— Begin Stored rows —
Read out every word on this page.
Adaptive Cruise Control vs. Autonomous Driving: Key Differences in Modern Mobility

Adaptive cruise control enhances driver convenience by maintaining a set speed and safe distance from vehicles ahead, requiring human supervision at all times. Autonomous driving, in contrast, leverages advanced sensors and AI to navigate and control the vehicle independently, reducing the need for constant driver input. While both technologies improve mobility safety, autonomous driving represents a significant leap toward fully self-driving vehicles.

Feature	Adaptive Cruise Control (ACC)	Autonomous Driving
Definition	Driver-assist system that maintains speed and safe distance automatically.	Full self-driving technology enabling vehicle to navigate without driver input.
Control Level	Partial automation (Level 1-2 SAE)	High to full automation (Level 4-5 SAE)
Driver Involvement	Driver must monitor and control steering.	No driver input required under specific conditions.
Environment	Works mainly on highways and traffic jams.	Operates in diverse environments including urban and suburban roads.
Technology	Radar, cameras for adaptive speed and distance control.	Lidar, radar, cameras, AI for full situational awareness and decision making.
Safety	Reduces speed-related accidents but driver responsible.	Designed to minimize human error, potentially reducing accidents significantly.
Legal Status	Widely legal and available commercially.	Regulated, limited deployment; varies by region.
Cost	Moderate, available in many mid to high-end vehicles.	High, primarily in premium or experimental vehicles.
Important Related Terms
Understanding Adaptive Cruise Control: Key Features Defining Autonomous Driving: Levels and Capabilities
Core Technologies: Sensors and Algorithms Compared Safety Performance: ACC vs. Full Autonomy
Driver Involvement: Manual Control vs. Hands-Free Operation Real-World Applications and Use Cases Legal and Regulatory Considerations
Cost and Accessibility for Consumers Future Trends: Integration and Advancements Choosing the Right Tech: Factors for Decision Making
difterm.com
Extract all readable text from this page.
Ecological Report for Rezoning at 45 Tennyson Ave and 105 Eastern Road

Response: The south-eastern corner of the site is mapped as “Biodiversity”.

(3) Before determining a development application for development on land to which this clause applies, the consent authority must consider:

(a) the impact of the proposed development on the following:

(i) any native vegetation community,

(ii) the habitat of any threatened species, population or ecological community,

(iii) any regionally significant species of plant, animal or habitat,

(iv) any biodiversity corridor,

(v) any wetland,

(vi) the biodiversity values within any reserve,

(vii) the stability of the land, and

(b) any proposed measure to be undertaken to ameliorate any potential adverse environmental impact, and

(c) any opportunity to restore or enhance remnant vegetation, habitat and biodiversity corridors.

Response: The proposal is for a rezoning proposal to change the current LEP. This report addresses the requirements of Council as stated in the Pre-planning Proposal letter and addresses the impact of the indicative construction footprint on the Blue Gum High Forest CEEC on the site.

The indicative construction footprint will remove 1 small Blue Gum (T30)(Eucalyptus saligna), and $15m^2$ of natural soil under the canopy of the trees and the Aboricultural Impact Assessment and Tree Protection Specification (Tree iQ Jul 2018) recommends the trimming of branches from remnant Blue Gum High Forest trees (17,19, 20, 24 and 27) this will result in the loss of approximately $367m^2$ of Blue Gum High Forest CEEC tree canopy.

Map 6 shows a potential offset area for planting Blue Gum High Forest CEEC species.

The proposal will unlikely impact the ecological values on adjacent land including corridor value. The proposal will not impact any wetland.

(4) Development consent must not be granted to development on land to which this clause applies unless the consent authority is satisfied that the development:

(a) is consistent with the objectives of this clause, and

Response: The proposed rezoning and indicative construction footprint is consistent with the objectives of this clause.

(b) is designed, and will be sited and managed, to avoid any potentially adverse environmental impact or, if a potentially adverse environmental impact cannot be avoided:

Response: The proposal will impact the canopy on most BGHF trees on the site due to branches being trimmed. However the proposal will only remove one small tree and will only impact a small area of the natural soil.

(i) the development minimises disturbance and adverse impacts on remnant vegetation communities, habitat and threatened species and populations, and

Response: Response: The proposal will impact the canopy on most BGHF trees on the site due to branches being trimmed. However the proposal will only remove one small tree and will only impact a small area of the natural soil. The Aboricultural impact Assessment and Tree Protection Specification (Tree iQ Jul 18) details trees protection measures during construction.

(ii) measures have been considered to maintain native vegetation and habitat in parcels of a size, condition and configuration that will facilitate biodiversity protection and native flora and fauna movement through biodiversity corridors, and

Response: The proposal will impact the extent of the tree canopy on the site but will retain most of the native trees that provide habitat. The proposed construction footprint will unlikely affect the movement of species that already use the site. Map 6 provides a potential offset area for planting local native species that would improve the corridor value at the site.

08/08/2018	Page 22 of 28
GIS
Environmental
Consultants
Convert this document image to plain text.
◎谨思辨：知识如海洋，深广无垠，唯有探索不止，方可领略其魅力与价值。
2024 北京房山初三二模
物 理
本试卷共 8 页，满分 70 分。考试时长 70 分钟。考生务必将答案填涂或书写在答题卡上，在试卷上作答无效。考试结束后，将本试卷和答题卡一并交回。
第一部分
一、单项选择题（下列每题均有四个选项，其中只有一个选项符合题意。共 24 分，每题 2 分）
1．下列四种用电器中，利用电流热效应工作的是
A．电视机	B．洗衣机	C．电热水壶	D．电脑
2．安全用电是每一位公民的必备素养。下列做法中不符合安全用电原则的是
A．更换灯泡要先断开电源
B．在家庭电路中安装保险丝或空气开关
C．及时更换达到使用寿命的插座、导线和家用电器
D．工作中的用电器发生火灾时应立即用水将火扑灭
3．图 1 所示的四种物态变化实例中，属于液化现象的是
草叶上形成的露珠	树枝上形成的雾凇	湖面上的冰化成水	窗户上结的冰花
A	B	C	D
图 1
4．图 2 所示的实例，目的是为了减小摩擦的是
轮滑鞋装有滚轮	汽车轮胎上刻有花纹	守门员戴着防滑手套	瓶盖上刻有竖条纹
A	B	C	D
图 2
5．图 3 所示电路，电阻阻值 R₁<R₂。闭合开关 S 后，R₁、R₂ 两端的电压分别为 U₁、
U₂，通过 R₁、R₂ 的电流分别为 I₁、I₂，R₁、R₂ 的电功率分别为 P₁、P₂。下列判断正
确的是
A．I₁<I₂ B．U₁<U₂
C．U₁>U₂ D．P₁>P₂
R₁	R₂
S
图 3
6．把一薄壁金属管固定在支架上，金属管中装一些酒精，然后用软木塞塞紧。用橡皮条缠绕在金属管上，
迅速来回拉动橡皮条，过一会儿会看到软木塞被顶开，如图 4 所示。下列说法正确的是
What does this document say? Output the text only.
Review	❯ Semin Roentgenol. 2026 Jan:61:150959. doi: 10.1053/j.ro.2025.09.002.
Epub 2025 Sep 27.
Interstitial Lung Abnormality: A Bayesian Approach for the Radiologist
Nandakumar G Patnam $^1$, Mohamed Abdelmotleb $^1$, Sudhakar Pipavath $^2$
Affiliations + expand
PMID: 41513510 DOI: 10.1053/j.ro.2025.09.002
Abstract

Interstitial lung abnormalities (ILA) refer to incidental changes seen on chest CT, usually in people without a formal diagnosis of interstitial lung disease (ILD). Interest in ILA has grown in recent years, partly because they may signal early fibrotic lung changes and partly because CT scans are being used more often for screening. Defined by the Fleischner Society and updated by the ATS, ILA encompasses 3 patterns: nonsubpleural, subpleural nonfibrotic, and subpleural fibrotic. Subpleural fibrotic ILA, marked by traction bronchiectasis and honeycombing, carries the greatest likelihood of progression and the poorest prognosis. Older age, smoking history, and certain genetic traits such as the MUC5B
— End Stored rows —
● **Set exercise**:
From the listing above, collect every line that mentions the word "authority".

● **Answer below**:
(3) Before determining a development application for development on land to which this clause applies, the consent authority must consider:
(4) Development consent must not be granted to development on land to which this clause applies unless the consent authority is satisfied that the development:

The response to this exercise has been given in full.